#### REQUIREMENTS:
Reproduce the line that contains "What does this" and every line after it through the end of the records, exactly, with nothing added.

#### EXERCISE INPUT:
◇ ◇ ◇
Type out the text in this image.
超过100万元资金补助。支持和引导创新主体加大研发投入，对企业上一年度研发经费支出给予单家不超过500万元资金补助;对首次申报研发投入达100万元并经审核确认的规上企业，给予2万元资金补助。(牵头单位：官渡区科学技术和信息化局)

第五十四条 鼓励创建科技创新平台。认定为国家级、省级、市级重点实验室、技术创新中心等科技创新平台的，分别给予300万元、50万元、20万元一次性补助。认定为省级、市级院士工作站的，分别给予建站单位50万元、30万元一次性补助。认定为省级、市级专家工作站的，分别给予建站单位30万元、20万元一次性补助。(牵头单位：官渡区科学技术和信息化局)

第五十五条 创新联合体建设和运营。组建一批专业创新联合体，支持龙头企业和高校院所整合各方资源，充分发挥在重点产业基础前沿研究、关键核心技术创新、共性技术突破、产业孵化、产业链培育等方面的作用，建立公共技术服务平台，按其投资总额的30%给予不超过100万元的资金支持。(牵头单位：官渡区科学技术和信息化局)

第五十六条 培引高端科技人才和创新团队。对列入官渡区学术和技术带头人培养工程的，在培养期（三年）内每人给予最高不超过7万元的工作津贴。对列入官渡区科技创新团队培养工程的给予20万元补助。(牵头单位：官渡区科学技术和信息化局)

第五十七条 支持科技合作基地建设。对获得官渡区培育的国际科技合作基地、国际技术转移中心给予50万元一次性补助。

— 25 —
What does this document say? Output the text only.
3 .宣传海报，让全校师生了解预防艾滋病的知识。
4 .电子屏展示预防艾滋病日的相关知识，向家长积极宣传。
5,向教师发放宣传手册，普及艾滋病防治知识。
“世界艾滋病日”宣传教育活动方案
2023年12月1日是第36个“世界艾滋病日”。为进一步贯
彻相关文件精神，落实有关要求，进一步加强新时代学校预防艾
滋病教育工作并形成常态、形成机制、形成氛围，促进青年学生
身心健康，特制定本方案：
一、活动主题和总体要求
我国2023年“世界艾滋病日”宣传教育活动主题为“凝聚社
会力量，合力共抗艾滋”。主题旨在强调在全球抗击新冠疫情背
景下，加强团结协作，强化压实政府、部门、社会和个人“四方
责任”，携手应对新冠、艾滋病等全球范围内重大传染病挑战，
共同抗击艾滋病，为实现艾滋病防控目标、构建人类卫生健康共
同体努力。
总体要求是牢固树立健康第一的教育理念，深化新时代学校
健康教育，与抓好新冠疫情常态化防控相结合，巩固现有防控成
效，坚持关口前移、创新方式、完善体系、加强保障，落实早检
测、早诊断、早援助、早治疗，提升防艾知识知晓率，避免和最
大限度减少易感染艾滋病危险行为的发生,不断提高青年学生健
◇ ◇ ◇
#### OUTPUT FOR THIS TASK:
What does this document say? Output the text only.
3 .宣传海报，让全校师生了解预防艾滋病的知识。
4 .电子屏展示预防艾滋病日的相关知识，向家长积极宣传。
5,向教师发放宣传手册，普及艾滋病防治知识。
“世界艾滋病日”宣传教育活动方案
2023年12月1日是第36个“世界艾滋病日”。为进一步贯
彻相关文件精神，落实有关要求，进一步加强新时代学校预防艾
滋病教育工作并形成常态、形成机制、形成氛围，促进青年学生
身心健康，特制定本方案：
一、活动主题和总体要求
我国2023年“世界艾滋病日”宣传教育活动主题为“凝聚社
会力量，合力共抗艾滋”。主题旨在强调在全球抗击新冠疫情背
景下，加强团结协作，强化压实政府、部门、社会和个人“四方
责任”，携手应对新冠、艾滋病等全球范围内重大传染病挑战，
共同抗击艾滋病，为实现艾滋病防控目标、构建人类卫生健康共
同体努力。
总体要求是牢固树立健康第一的教育理念，深化新时代学校
健康教育，与抓好新冠疫情常态化防控相结合，巩固现有防控成
效，坚持关口前移、创新方式、完善体系、加强保障，落实早检
测、早诊断、早援助、早治疗，提升防艾知识知晓率，避免和最
大限度减少易感染艾滋病危险行为的发生,不断提高青年学生健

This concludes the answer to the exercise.